* start *

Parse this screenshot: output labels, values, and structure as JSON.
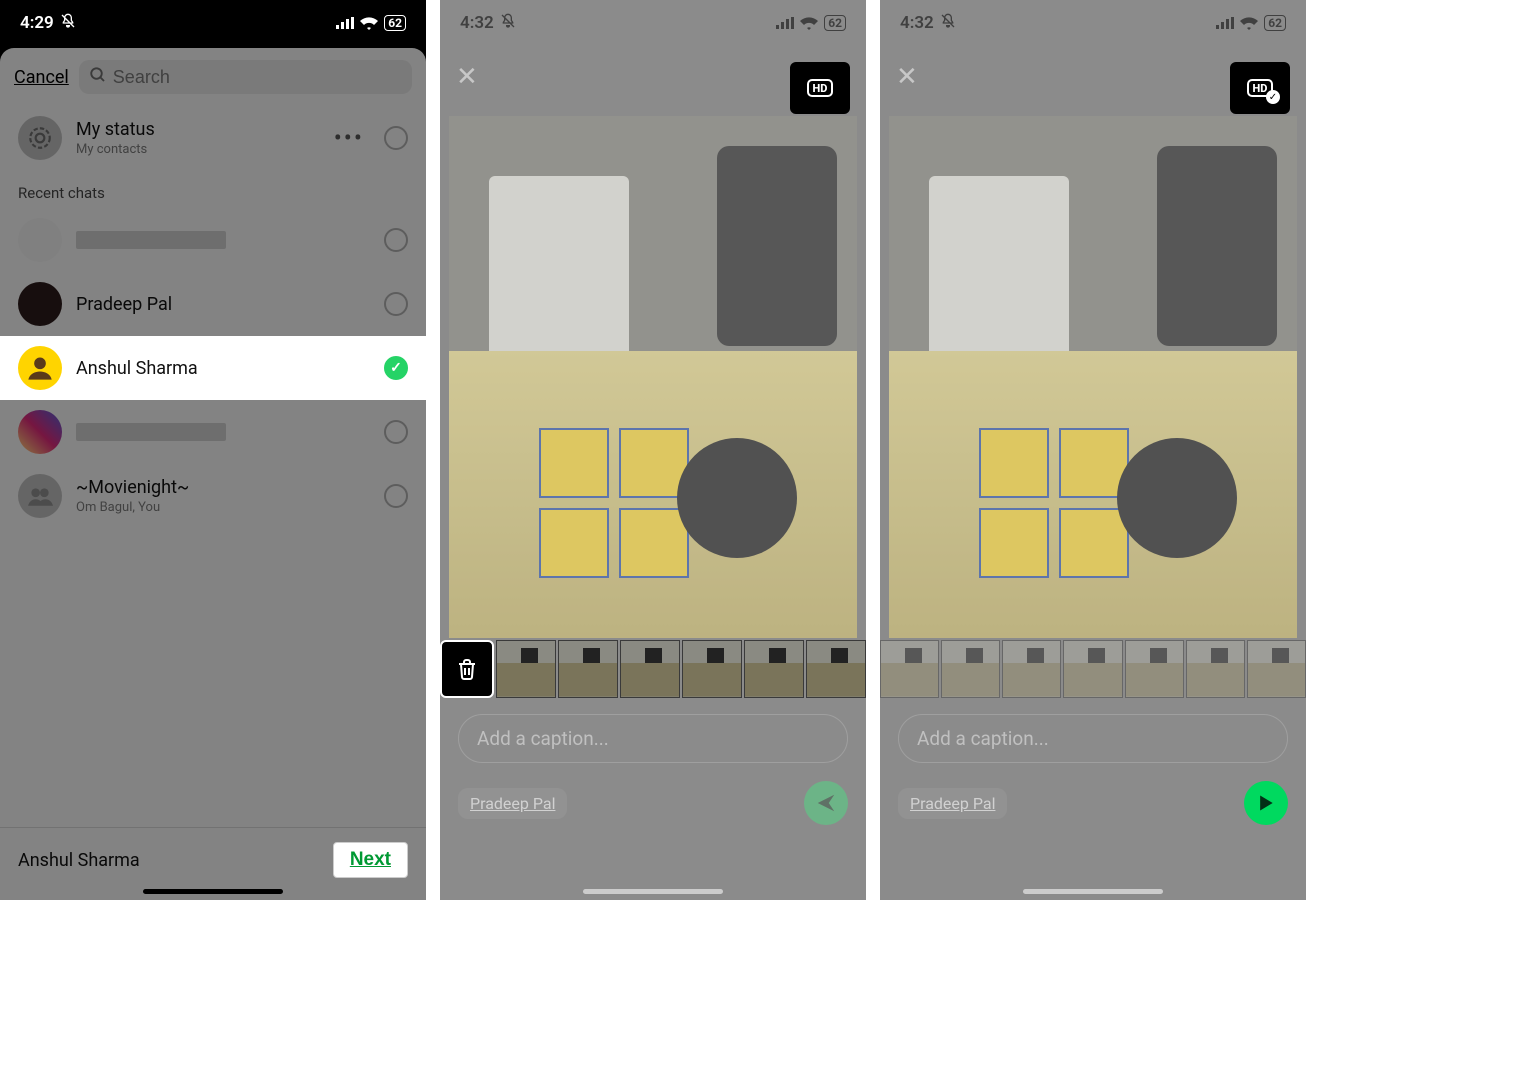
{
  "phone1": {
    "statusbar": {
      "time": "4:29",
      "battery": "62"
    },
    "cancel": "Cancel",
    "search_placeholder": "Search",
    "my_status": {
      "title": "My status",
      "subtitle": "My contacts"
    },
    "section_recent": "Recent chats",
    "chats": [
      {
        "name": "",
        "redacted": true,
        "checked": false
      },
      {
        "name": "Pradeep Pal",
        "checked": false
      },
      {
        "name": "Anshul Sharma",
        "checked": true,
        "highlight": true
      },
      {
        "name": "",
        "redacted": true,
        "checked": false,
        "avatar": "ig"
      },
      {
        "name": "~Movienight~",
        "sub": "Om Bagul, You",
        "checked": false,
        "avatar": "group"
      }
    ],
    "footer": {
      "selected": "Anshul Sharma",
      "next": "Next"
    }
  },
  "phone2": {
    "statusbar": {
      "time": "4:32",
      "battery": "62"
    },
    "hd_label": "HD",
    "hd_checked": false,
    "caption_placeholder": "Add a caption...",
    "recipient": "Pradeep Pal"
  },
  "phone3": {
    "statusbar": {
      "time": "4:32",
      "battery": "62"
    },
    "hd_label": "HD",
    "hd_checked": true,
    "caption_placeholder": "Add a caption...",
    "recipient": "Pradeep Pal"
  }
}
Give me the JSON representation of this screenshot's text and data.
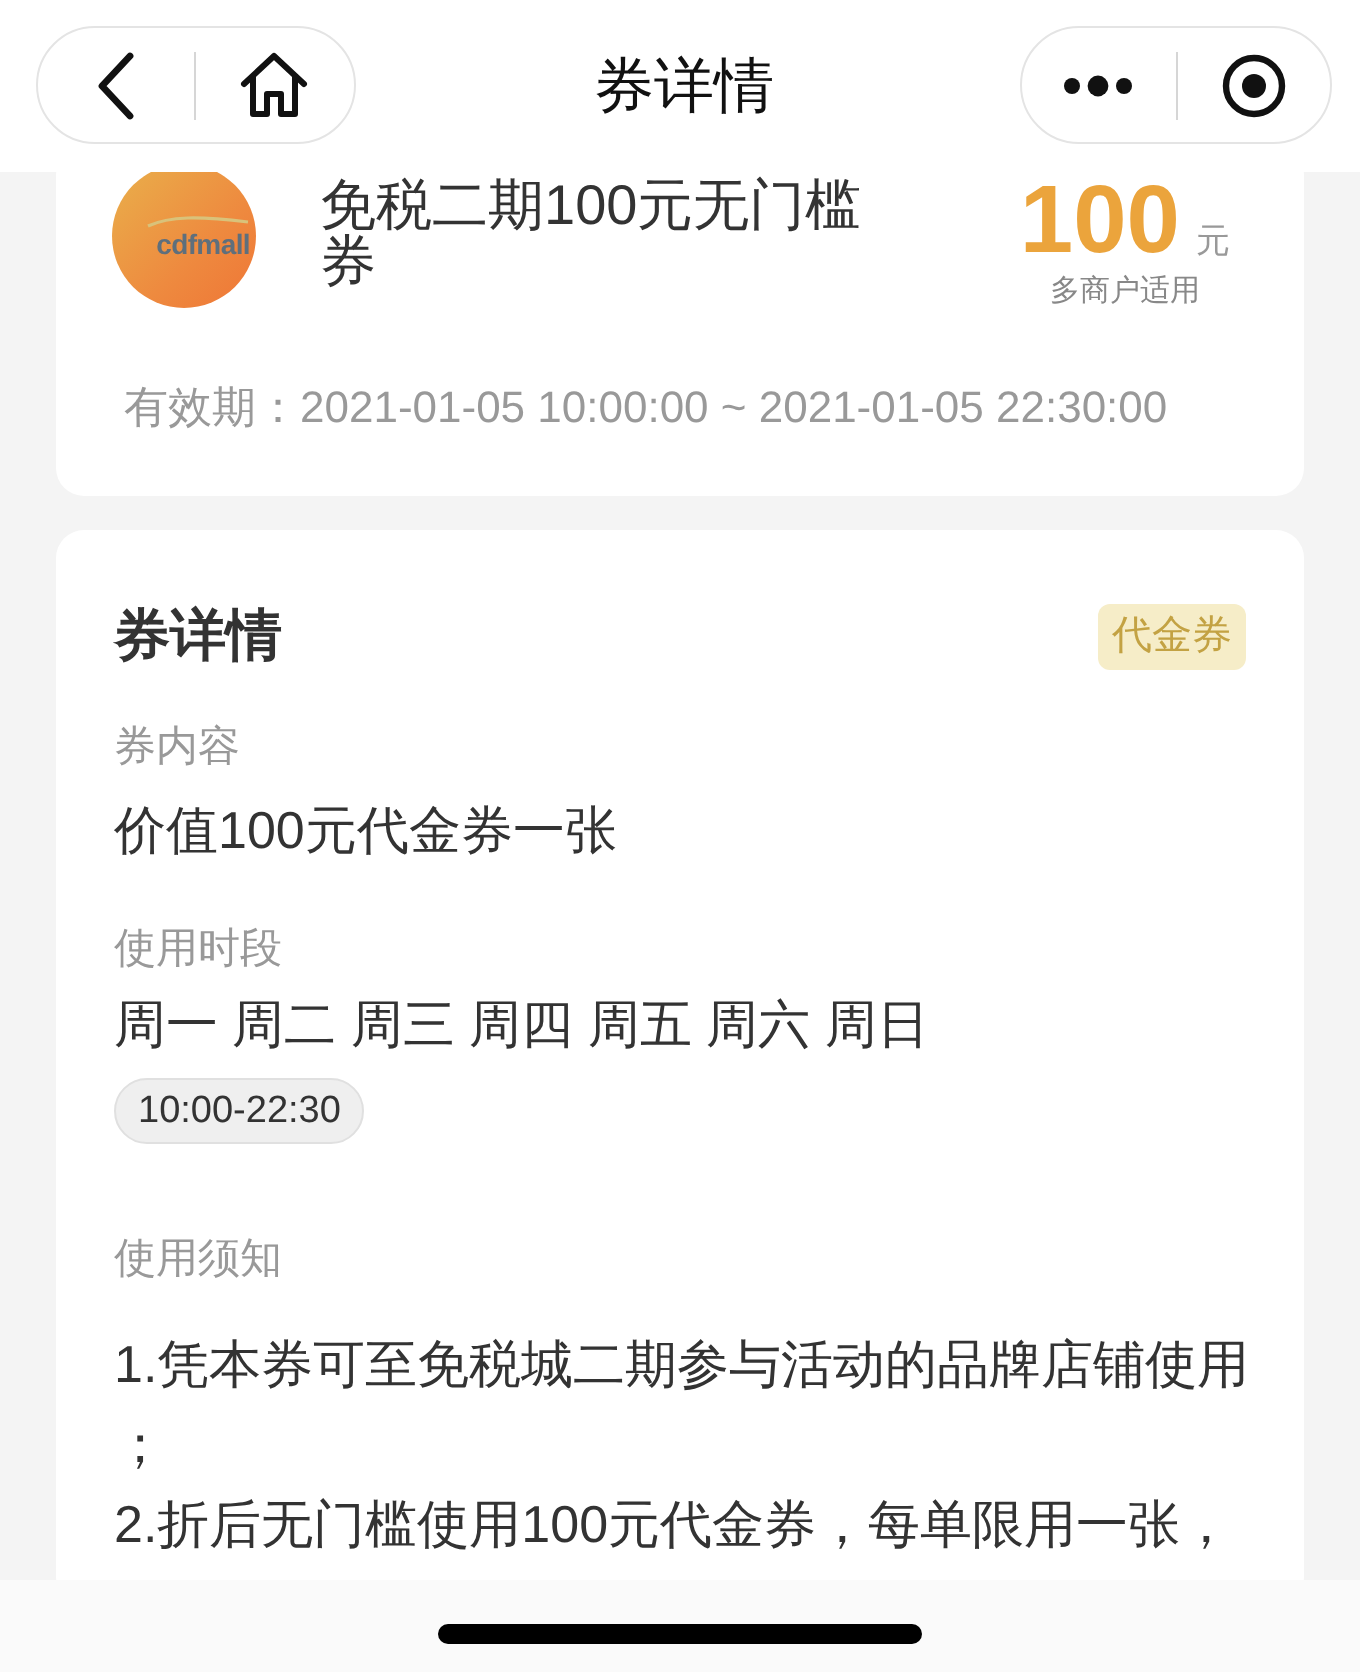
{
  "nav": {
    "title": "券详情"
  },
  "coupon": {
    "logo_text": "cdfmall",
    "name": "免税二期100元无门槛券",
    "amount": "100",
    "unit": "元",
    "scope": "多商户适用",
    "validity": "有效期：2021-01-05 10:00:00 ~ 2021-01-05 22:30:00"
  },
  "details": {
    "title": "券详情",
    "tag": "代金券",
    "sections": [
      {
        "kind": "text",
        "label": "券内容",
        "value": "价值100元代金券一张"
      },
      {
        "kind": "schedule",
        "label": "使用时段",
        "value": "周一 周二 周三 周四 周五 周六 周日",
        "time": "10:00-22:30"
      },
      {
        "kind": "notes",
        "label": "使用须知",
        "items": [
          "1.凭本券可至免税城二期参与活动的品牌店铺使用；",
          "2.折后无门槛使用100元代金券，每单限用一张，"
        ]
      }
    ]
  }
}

* end *

Instruction: Copy all of the entries verbatim, leaving out any pictures they contain.

Result of this task:
Parse this screenshot: output labels, values, and structure as JSON.
{
  "phone1": {
    "statusbar": {
      "time": "4:29",
      "battery": "62"
    },
    "cancel": "Cancel",
    "search_placeholder": "Search",
    "my_status": {
      "title": "My status",
      "subtitle": "My contacts"
    },
    "section_recent": "Recent chats",
    "chats": [
      {
        "name": "",
        "redacted": true,
        "checked": false
      },
      {
        "name": "Pradeep Pal",
        "checked": false
      },
      {
        "name": "Anshul Sharma",
        "checked": true,
        "highlight": true
      },
      {
        "name": "",
        "redacted": true,
        "checked": false,
        "avatar": "ig"
      },
      {
        "name": "~Movienight~",
        "sub": "Om Bagul, You",
        "checked": false,
        "avatar": "group"
      }
    ],
    "footer": {
      "selected": "Anshul Sharma",
      "next": "Next"
    }
  },
  "phone2": {
    "statusbar": {
      "time": "4:32",
      "battery": "62"
    },
    "hd_label": "HD",
    "hd_checked": false,
    "caption_placeholder": "Add a caption...",
    "recipient": "Pradeep Pal"
  },
  "phone3": {
    "statusbar": {
      "time": "4:32",
      "battery": "62"
    },
    "hd_label": "HD",
    "hd_checked": true,
    "caption_placeholder": "Add a caption...",
    "recipient": "Pradeep Pal"
  }
}
Give me the JSON representation of this screenshot's text and data.
{
  "nav": {
    "title": "券详情"
  },
  "coupon": {
    "logo_text": "cdfmall",
    "name": "免税二期100元无门槛券",
    "amount": "100",
    "unit": "元",
    "scope": "多商户适用",
    "validity": "有效期：2021-01-05 10:00:00 ~ 2021-01-05 22:30:00"
  },
  "details": {
    "title": "券详情",
    "tag": "代金券",
    "sections": [
      {
        "kind": "text",
        "label": "券内容",
        "value": "价值100元代金券一张"
      },
      {
        "kind": "schedule",
        "label": "使用时段",
        "value": "周一 周二 周三 周四 周五 周六 周日",
        "time": "10:00-22:30"
      },
      {
        "kind": "notes",
        "label": "使用须知",
        "items": [
          "1.凭本券可至免税城二期参与活动的品牌店铺使用；",
          "2.折后无门槛使用100元代金券，每单限用一张，"
        ]
      }
    ]
  }
}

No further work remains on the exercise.